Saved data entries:
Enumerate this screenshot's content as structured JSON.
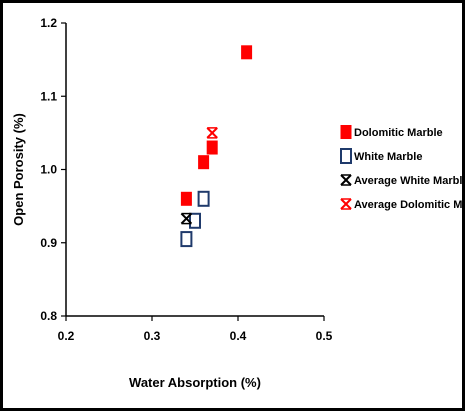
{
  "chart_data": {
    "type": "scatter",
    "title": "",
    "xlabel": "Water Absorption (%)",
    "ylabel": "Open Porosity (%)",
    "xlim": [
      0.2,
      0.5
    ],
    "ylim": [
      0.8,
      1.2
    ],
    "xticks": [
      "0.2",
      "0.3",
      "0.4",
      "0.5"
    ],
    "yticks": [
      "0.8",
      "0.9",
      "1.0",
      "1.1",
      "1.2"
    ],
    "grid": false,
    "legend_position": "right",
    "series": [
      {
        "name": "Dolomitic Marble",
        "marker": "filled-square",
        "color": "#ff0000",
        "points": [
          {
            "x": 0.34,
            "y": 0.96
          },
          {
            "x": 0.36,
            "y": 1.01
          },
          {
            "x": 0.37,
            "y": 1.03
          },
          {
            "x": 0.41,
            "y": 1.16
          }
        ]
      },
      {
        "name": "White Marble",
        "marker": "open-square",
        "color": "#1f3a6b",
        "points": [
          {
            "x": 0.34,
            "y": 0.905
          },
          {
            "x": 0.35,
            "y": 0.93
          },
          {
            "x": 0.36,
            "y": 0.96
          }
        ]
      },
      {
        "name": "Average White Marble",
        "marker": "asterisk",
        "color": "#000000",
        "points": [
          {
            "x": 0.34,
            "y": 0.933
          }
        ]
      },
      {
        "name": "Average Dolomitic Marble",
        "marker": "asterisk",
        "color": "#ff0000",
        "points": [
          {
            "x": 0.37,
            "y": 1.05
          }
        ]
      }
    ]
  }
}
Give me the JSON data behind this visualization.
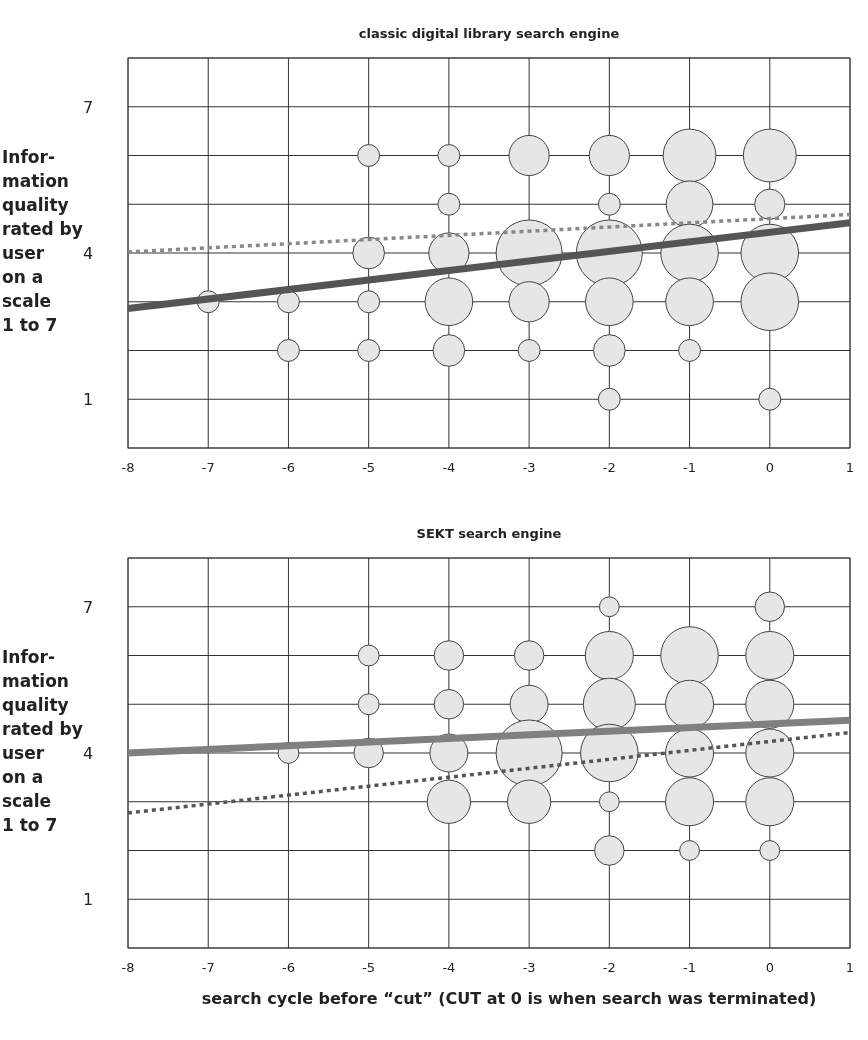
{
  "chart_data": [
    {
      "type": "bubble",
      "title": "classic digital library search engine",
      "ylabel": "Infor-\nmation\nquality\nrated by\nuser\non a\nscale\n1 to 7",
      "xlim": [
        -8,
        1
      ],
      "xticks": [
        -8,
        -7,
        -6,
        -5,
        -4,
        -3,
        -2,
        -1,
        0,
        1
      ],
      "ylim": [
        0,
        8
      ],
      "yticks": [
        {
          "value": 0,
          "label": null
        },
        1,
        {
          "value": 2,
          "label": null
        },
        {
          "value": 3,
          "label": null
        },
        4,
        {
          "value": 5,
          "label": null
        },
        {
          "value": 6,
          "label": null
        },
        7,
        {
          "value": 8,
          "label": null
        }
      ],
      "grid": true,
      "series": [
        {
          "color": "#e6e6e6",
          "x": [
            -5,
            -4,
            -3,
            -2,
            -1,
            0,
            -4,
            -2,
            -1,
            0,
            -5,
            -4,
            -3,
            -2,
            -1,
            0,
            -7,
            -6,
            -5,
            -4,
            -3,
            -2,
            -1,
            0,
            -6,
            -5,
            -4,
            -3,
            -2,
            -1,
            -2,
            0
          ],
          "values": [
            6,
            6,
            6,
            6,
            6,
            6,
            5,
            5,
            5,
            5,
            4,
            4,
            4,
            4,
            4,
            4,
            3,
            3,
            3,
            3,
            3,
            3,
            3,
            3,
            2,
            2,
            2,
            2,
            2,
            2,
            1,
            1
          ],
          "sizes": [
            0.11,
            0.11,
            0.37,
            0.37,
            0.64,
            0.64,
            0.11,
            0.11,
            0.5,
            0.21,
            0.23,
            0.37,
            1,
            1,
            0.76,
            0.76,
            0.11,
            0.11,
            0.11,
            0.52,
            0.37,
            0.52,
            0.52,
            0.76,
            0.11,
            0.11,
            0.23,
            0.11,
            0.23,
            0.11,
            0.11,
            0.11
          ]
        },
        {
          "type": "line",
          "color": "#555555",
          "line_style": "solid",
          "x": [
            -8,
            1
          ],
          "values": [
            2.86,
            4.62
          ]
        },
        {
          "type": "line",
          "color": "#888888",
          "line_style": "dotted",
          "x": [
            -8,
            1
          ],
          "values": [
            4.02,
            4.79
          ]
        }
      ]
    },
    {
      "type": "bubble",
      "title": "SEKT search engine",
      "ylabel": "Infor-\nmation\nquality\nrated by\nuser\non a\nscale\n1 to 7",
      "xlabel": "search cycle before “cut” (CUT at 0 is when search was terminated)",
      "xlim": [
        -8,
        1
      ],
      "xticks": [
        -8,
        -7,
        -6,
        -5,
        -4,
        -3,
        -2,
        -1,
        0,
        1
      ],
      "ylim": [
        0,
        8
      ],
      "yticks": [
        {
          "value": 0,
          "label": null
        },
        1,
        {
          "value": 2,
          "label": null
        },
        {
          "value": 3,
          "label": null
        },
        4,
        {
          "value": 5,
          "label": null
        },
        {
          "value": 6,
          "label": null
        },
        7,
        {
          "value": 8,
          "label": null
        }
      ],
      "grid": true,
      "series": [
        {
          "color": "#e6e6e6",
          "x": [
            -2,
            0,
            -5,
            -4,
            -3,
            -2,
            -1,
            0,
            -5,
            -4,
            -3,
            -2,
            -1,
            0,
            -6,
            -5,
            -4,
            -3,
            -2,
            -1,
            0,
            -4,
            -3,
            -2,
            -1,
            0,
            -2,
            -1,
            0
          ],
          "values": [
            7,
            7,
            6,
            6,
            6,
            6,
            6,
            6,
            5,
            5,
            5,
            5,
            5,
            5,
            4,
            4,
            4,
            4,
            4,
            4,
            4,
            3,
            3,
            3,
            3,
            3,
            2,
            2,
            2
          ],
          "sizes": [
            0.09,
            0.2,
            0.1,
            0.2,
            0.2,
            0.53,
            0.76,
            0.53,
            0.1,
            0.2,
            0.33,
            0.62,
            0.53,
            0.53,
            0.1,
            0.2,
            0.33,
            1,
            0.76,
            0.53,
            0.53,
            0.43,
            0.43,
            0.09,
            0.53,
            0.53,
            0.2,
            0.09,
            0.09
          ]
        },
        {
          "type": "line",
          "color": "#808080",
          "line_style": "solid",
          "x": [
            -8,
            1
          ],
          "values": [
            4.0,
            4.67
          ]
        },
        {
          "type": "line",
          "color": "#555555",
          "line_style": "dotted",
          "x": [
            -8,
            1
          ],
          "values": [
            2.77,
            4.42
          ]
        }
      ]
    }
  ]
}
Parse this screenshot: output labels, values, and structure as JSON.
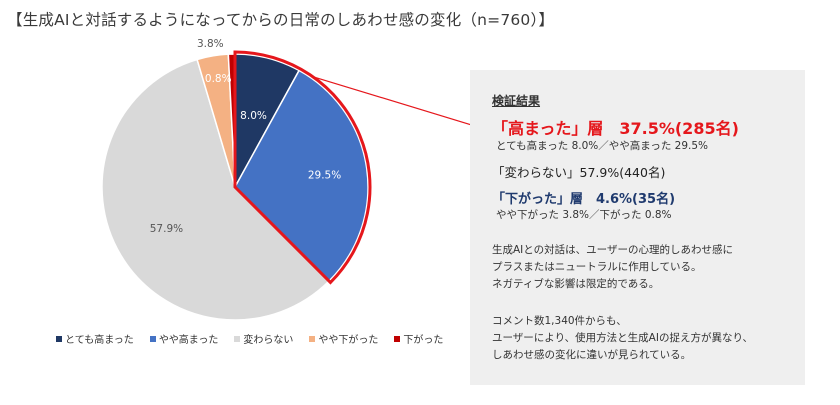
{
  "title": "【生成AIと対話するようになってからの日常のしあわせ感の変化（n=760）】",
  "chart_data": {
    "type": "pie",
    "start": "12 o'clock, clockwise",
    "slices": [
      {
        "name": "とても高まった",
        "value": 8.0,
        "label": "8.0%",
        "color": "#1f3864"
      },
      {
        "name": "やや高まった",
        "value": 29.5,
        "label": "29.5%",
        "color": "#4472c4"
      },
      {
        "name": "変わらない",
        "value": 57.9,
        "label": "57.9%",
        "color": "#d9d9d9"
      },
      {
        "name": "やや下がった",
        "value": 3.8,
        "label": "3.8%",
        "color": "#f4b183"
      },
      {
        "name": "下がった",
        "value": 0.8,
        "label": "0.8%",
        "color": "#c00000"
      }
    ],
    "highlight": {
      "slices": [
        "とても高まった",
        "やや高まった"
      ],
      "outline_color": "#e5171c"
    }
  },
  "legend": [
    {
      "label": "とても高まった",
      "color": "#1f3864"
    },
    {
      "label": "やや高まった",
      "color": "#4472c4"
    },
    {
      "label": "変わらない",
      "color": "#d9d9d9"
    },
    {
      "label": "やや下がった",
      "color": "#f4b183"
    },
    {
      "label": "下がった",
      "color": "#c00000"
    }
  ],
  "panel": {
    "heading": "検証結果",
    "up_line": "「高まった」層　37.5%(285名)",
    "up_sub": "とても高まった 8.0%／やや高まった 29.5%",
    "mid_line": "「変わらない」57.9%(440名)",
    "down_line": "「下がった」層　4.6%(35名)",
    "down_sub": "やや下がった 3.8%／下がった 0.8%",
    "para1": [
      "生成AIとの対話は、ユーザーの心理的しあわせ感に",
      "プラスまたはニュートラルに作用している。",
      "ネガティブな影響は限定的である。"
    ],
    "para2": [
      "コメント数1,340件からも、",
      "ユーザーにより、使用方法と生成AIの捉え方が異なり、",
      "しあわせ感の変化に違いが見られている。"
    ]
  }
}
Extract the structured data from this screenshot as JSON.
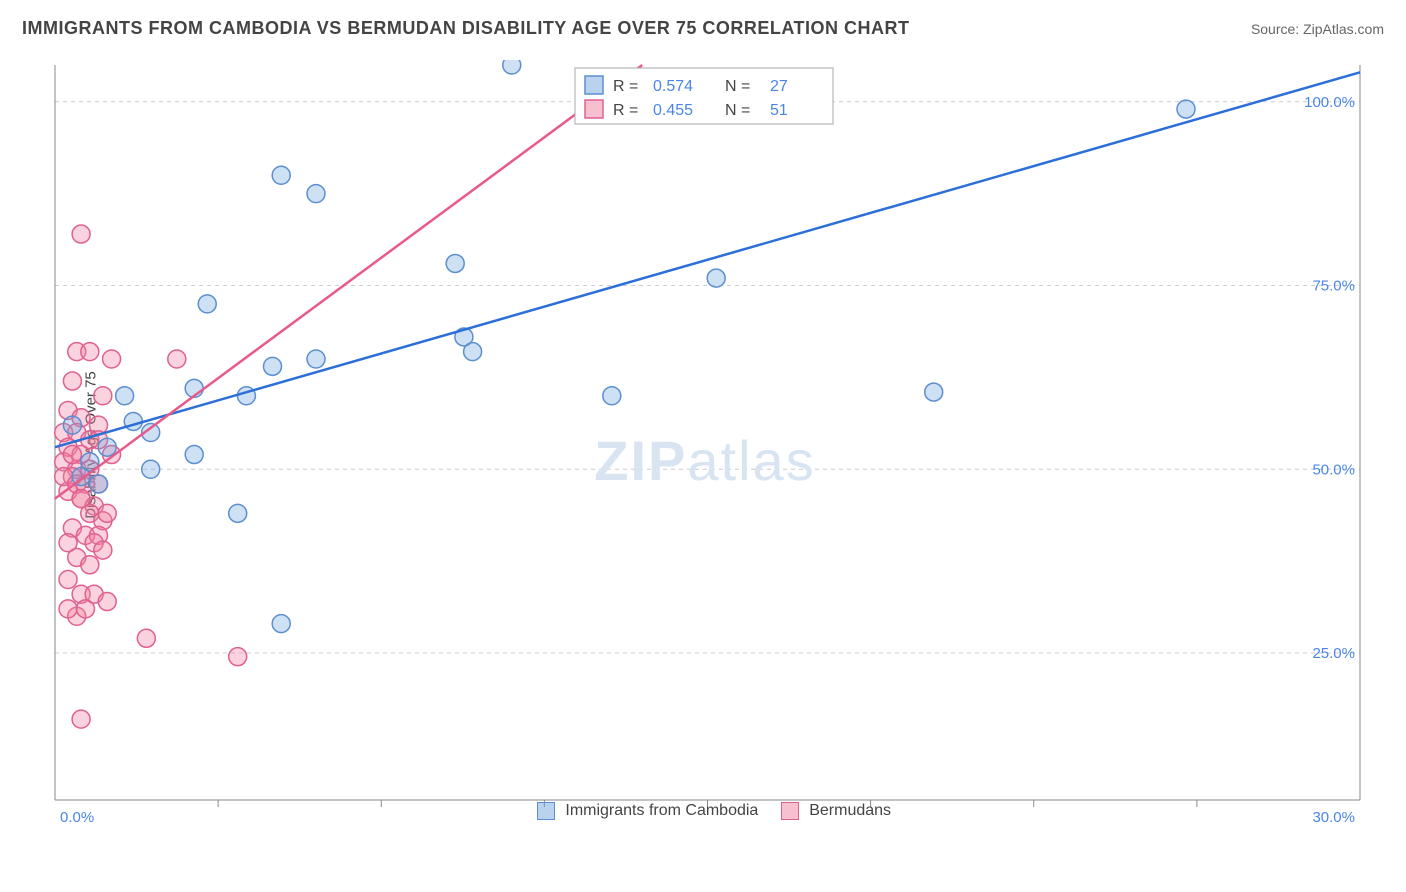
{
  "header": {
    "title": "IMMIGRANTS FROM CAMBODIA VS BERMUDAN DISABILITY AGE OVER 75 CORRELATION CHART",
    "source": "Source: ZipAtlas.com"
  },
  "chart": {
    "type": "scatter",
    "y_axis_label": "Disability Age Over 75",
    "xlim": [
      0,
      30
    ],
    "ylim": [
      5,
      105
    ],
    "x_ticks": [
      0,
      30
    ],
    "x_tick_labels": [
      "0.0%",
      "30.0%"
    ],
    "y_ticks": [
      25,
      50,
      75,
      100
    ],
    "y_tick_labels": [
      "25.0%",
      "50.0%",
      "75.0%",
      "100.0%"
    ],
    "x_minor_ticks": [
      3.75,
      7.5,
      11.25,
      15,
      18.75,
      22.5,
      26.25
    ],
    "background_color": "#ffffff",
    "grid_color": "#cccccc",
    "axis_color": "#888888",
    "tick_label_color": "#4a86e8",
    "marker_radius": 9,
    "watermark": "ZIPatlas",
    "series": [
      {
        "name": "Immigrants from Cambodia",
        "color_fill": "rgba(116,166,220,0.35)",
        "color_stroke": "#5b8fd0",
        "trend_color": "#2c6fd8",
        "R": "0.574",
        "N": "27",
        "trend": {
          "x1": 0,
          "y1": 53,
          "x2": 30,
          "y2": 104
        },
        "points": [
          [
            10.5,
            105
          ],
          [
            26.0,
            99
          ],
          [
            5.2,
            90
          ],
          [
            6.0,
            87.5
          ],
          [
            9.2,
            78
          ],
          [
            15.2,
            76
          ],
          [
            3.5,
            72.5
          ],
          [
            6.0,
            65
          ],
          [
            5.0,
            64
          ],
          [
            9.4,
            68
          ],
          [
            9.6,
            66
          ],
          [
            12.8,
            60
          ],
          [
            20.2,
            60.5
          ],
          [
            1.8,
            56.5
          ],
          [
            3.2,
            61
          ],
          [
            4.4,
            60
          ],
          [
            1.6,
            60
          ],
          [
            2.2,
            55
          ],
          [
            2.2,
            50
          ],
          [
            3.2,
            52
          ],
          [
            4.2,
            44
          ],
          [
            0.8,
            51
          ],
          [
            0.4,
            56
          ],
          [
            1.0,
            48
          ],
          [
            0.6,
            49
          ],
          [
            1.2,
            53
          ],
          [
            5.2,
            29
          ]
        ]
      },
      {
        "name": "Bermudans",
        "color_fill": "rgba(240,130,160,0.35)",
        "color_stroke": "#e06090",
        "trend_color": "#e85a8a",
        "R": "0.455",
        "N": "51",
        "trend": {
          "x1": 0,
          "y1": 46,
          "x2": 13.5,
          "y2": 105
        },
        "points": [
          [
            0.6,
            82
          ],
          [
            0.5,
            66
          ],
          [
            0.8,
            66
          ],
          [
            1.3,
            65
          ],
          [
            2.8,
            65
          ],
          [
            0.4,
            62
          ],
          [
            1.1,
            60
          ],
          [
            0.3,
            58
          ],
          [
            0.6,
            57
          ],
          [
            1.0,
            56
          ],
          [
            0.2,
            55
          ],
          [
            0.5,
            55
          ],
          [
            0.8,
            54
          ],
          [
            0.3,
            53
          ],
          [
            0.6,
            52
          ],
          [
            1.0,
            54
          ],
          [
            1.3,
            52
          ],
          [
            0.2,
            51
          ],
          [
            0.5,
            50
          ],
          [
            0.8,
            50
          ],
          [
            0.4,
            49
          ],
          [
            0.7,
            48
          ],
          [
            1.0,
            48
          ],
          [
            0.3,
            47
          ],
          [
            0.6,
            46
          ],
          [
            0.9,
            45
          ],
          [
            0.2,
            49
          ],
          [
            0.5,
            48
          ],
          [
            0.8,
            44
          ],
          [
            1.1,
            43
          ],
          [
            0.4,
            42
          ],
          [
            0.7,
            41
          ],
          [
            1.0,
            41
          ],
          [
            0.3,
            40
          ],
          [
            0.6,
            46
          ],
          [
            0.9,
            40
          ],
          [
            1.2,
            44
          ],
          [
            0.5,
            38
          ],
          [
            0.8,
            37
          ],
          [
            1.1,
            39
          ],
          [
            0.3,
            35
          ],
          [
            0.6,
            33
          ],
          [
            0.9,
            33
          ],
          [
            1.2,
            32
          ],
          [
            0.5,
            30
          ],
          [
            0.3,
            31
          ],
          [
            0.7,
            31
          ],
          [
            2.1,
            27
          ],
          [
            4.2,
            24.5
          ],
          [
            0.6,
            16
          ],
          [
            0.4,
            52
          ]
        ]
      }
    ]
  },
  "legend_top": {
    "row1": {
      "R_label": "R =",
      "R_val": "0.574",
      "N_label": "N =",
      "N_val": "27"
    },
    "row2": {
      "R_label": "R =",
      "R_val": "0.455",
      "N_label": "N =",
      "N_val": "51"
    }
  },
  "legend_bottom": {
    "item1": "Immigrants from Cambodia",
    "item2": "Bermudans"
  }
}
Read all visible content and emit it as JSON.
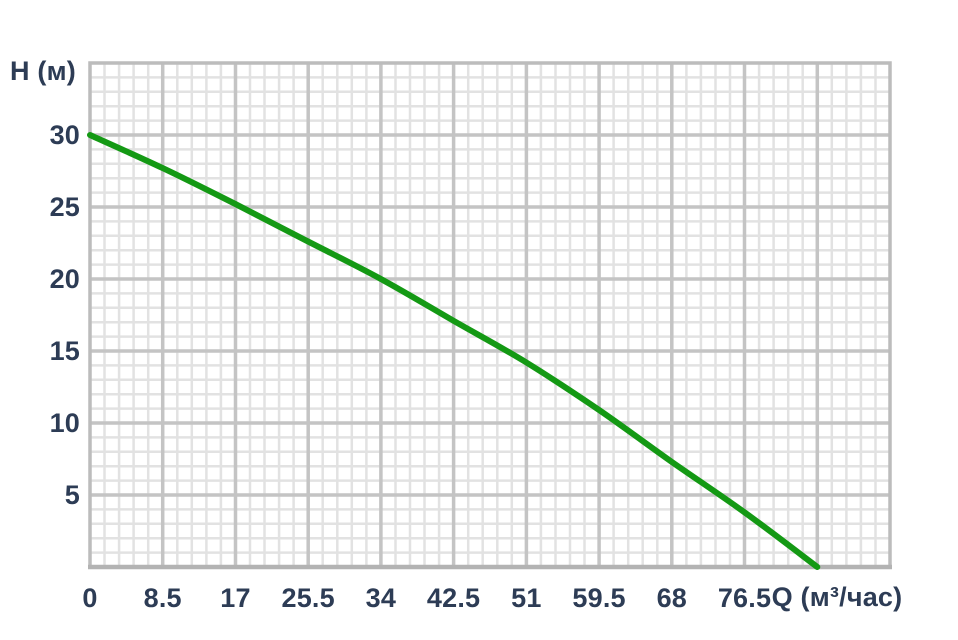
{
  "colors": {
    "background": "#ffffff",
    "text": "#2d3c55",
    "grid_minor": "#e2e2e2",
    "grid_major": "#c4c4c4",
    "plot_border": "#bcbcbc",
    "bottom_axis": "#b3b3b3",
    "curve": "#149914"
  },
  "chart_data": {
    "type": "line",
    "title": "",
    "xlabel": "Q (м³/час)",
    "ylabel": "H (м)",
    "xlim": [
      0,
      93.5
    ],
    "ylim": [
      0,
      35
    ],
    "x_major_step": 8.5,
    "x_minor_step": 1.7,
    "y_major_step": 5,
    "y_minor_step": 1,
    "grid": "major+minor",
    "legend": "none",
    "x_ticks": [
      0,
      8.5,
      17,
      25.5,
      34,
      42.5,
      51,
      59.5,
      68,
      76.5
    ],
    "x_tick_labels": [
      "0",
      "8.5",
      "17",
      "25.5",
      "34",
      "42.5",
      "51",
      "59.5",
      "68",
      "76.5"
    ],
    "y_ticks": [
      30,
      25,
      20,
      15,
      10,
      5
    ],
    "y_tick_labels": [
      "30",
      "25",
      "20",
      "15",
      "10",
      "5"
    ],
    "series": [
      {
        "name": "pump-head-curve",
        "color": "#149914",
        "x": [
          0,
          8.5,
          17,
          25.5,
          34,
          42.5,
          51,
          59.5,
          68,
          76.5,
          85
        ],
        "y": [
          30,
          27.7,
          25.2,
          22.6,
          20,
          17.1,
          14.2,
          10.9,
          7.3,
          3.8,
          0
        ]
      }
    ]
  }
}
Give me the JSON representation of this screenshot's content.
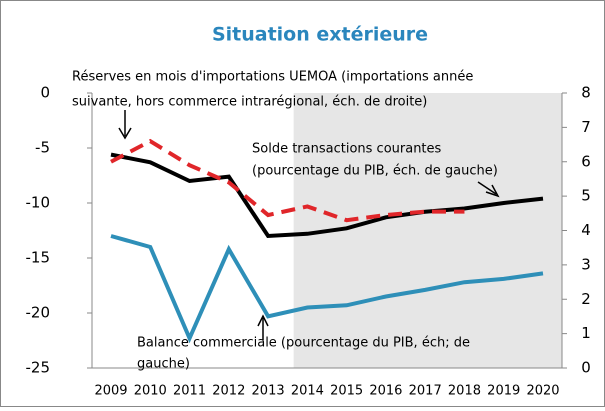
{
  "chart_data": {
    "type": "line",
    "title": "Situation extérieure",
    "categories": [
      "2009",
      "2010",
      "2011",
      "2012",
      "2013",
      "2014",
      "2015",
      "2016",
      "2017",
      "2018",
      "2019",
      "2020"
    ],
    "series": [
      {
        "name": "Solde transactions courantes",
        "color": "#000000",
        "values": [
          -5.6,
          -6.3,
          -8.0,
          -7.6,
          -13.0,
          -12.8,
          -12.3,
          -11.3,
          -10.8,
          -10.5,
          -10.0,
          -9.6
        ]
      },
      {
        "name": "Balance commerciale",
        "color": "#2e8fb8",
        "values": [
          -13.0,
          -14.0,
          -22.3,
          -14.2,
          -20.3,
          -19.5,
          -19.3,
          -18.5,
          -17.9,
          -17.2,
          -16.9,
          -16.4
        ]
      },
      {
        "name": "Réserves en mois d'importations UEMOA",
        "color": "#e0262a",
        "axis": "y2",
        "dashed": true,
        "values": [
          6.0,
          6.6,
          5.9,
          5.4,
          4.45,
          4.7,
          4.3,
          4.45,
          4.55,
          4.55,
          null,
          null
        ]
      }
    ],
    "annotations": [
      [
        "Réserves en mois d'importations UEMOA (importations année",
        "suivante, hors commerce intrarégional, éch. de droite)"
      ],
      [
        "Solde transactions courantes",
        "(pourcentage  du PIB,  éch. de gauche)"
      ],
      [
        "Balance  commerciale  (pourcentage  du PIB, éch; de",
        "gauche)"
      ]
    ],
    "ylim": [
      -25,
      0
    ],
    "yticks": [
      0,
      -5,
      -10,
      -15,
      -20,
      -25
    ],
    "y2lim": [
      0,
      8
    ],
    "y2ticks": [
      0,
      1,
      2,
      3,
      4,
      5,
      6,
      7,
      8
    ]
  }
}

BRIEF: Scan the data above and copy every line with "Marble" in it.

SOLUTION TO THE PROBLEM:
        "name": "Dolomitic Marble",
        "name": "White Marble",
        "name": "Average White Marble",
        "name": "Average Dolomitic Marble",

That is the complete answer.